Lines that contain the string "ichki" are to be copied; leave out all others.
------------
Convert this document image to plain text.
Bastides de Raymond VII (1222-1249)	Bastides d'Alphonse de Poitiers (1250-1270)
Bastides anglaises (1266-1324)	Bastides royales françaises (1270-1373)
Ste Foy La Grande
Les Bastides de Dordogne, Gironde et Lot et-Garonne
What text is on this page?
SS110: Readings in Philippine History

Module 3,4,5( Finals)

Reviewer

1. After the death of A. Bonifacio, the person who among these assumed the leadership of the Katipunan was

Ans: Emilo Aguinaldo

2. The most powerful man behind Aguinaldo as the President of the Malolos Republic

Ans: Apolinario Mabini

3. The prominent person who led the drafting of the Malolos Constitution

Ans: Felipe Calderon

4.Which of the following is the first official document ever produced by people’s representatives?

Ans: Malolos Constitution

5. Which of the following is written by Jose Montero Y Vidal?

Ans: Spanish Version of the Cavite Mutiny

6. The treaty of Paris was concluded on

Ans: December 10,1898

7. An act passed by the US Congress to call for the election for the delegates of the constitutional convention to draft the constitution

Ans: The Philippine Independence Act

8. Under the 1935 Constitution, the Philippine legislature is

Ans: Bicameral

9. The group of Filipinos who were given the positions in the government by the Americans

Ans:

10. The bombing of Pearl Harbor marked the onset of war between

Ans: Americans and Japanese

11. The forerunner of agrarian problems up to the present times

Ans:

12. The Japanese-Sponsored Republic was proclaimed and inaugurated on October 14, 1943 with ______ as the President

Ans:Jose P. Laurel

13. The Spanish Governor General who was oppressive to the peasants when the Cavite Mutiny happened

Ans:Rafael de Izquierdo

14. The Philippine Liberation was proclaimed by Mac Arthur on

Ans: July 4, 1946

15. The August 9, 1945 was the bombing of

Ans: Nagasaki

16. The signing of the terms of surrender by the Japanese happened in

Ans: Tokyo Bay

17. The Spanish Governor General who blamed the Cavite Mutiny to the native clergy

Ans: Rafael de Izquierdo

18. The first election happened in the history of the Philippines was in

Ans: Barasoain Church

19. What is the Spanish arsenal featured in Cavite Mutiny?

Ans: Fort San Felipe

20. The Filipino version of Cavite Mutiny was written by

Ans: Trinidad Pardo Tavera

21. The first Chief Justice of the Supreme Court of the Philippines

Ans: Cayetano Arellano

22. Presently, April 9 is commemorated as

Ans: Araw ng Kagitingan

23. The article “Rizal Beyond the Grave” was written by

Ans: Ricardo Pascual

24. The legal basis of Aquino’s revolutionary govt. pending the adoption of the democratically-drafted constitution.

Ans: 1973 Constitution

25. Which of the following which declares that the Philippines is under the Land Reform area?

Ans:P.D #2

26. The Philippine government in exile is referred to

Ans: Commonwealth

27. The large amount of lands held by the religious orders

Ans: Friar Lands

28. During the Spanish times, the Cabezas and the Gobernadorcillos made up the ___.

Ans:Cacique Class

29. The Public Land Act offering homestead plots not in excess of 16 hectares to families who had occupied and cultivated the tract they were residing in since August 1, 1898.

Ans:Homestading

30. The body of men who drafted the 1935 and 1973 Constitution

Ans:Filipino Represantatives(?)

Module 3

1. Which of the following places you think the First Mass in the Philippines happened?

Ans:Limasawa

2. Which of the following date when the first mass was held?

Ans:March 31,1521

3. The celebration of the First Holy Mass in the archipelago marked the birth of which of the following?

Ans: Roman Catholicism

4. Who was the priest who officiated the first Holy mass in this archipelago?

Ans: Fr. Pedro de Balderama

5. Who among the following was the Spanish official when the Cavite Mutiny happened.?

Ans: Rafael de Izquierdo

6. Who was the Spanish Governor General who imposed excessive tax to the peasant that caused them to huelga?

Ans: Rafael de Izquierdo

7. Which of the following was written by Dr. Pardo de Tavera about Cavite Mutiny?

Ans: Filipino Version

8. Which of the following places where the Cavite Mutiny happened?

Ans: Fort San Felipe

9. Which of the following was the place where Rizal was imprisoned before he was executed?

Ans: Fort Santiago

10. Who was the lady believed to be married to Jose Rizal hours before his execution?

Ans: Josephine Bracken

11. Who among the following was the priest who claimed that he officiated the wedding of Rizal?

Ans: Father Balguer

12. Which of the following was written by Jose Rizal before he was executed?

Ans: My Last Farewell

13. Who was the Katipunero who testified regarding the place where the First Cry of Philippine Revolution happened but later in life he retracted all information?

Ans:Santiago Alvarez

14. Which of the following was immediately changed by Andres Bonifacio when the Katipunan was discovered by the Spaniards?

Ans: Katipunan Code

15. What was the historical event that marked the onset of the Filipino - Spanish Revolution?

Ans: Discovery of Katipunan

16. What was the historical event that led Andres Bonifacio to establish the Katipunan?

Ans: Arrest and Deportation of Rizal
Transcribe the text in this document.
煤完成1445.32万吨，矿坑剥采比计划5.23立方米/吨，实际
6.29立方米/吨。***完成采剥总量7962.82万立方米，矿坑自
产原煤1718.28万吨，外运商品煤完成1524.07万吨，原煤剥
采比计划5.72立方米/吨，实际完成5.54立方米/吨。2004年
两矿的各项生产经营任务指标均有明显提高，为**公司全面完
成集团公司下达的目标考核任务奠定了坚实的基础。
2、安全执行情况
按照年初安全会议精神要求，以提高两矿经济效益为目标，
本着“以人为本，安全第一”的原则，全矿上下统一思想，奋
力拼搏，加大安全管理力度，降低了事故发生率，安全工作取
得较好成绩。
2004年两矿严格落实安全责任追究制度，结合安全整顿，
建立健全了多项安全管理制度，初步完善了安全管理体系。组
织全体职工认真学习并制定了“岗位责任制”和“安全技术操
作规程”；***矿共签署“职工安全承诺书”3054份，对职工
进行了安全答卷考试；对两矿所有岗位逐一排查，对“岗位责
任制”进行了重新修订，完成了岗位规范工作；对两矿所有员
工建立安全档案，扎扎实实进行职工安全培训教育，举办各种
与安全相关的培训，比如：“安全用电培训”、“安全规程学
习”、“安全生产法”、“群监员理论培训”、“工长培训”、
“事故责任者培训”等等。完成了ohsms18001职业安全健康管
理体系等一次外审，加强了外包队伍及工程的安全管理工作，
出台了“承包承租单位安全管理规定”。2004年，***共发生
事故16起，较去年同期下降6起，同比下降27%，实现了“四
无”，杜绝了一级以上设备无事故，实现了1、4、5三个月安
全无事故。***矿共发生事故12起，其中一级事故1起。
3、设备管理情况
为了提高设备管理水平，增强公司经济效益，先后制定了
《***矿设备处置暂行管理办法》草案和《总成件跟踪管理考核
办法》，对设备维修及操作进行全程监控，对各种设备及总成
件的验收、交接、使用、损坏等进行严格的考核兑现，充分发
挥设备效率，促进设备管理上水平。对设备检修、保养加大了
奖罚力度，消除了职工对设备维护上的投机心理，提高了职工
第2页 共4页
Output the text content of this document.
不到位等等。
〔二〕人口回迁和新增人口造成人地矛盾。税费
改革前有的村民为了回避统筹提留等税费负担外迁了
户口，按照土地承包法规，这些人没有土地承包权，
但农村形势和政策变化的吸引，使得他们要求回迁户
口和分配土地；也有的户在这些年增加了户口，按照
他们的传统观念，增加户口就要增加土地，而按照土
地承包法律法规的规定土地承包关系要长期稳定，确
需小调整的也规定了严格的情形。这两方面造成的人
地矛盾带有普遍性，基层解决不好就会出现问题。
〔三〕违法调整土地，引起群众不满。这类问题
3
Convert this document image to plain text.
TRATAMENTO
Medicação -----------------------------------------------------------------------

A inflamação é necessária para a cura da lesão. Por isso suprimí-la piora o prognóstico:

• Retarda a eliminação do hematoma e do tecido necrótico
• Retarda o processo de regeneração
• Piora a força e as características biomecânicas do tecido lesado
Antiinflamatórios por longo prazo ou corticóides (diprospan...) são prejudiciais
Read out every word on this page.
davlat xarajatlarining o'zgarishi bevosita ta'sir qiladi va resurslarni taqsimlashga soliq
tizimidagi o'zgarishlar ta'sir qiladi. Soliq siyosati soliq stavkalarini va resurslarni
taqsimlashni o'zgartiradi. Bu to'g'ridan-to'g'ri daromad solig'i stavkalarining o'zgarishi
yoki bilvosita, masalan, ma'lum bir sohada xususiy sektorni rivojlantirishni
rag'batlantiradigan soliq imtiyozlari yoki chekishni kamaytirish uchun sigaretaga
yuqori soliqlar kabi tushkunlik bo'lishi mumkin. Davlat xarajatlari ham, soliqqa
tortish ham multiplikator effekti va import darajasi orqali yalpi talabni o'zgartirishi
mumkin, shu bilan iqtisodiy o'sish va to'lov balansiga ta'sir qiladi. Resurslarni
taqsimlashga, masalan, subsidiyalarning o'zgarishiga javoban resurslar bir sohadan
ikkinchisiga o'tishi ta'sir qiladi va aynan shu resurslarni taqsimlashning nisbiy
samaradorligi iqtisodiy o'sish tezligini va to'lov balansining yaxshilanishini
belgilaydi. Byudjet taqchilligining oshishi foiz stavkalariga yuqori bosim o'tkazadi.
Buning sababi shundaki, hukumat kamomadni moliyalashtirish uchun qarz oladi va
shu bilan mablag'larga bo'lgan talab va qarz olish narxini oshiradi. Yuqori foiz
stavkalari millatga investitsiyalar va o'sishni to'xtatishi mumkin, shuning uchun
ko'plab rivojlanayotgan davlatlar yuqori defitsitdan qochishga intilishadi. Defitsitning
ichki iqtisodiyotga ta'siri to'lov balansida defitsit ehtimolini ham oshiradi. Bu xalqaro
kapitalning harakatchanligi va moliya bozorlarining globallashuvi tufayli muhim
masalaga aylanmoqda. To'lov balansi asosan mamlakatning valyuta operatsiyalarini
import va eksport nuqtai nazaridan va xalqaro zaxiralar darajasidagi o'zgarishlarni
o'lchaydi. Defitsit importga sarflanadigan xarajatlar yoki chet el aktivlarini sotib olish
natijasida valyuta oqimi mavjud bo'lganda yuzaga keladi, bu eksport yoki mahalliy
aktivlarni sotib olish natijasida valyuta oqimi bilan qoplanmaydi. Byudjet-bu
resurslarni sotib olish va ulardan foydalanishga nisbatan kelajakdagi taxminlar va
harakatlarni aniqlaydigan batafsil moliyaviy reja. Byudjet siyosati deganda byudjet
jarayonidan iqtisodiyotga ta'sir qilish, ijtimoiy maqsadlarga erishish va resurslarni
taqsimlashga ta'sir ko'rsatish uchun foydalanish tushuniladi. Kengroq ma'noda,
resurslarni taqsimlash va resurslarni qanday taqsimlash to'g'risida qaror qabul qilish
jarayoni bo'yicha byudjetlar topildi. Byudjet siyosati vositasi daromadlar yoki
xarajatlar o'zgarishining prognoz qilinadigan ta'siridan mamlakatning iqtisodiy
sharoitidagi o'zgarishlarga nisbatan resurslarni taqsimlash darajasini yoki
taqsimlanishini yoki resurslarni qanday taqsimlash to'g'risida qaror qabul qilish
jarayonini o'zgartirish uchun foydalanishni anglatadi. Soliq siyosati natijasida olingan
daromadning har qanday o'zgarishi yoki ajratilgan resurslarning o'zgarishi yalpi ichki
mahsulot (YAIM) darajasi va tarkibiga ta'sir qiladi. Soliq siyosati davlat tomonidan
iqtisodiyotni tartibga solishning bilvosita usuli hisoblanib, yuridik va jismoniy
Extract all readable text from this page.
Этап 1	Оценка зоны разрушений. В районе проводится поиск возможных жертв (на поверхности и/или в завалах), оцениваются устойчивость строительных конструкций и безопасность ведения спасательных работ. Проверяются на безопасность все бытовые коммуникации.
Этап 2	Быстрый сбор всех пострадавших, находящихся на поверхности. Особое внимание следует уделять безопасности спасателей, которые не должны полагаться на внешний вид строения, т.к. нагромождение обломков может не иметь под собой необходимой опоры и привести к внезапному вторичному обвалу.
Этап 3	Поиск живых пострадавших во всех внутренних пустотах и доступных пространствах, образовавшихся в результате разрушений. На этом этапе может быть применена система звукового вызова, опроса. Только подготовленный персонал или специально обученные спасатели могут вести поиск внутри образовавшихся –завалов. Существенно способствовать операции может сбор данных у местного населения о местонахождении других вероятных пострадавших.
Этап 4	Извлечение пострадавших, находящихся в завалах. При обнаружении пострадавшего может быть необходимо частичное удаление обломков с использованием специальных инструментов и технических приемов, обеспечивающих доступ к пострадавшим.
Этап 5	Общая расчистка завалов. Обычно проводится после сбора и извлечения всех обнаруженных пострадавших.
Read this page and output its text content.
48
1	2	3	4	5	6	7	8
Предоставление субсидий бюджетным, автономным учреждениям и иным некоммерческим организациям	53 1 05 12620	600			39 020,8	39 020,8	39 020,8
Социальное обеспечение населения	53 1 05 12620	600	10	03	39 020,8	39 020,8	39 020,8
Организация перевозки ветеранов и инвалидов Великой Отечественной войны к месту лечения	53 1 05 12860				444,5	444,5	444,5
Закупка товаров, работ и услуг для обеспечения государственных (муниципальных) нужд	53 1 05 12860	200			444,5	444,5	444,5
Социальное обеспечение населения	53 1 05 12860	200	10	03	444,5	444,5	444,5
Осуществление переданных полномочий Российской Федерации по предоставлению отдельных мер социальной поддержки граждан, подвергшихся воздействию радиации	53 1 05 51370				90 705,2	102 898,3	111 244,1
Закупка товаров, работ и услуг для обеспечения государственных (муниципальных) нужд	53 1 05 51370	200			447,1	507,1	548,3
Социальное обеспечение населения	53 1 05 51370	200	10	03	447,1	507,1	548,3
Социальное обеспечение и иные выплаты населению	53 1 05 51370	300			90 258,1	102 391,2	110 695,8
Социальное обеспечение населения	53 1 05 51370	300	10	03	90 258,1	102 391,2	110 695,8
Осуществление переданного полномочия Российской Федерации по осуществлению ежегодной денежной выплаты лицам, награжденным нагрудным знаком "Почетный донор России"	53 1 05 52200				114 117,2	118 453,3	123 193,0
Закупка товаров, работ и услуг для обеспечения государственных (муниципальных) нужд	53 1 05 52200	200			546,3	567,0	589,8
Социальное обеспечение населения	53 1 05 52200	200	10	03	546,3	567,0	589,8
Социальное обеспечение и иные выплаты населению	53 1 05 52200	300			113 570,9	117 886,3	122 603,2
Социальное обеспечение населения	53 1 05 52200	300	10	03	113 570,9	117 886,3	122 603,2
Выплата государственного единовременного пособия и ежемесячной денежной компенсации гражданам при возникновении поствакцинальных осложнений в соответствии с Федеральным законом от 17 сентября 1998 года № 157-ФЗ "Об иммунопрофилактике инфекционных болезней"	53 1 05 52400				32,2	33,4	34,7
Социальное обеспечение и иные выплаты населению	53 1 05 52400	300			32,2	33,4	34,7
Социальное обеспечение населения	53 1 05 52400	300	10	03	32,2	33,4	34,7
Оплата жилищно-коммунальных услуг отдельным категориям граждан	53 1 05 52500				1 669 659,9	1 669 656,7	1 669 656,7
------------
| Result |
ichki iqtisodiyotga ta'siri to'lov balansida defitsit ehtimolini ham oshiradi. Bu xalqaro
daromadning har qanday o'zgarishi yoki ajratilgan resurslarning o'zgarishi yalpi ichki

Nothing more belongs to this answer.